**WHAT TO WORK ON**. Of the entries below, copy only those lines that contain the word "higher".

Records from a data collection
--*--

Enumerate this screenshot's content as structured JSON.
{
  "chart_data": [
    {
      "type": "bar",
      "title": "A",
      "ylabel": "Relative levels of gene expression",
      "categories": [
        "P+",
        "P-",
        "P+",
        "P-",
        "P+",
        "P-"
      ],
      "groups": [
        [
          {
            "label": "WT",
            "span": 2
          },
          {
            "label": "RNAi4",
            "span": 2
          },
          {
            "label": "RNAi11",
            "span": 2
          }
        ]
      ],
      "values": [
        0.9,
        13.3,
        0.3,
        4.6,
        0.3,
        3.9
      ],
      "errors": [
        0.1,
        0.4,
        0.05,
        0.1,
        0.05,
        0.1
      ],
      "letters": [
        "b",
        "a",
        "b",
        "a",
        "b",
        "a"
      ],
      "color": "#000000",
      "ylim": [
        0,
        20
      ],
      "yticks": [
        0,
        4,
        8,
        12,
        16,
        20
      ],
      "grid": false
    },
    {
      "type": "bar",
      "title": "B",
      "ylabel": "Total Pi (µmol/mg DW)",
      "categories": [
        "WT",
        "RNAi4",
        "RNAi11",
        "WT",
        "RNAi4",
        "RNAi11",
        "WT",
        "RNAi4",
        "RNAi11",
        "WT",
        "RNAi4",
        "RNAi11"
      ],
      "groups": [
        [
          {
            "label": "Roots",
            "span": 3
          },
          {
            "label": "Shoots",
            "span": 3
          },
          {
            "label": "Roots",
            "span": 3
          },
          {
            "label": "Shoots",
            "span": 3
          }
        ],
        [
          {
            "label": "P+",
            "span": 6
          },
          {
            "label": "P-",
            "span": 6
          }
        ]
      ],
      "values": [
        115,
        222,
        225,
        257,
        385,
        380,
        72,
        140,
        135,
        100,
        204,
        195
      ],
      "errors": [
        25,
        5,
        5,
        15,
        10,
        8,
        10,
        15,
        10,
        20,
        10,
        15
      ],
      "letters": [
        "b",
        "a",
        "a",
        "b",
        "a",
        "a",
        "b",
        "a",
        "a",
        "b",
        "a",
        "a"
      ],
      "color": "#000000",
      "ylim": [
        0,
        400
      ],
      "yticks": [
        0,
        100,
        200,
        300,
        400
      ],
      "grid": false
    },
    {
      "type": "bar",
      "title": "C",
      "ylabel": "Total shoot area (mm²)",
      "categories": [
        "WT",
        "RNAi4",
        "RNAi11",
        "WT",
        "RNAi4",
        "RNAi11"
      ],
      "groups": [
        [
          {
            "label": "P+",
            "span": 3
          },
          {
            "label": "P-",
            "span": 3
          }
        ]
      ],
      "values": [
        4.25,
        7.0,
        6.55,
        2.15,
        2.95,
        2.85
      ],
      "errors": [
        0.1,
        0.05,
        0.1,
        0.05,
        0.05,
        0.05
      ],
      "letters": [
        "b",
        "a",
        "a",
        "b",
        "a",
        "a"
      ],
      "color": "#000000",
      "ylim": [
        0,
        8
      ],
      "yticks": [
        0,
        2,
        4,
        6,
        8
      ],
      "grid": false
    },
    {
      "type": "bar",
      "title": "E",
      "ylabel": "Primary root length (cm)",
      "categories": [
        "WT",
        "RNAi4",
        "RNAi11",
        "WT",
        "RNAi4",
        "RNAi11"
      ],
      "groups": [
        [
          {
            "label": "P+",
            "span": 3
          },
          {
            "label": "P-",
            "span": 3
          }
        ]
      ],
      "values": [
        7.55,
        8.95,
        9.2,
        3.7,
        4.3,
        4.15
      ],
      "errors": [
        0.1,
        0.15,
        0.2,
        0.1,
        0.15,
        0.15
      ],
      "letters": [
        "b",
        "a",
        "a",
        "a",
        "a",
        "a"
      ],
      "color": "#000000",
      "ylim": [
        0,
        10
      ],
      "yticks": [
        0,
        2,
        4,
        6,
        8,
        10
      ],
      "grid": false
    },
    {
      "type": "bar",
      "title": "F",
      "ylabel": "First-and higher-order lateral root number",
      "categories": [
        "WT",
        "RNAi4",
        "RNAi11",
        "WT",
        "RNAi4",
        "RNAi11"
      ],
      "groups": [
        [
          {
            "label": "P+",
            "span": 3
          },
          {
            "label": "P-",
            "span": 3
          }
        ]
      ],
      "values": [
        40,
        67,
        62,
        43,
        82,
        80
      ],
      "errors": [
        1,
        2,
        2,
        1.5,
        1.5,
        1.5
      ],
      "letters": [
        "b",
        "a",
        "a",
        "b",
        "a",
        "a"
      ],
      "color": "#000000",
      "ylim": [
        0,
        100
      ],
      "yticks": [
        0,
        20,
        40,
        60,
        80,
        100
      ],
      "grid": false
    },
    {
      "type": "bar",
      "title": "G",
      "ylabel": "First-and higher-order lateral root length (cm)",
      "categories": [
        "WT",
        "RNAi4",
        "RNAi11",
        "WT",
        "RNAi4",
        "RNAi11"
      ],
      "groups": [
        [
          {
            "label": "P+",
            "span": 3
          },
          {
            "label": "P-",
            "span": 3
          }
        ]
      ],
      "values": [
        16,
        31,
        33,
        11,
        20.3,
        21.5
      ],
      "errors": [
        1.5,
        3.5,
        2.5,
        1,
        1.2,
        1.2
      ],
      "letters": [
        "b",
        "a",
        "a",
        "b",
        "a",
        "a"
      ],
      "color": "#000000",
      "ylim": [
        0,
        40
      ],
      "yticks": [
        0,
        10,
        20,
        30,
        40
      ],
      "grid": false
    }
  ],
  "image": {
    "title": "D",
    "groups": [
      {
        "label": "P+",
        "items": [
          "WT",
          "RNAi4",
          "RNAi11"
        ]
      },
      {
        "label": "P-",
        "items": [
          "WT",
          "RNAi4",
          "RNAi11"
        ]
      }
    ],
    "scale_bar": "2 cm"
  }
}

--*--

**RESPONSE BELOW**.
      "ylabel": "First-and higher-order lateral root number",
      "ylabel": "First-and higher-order lateral root length (cm)",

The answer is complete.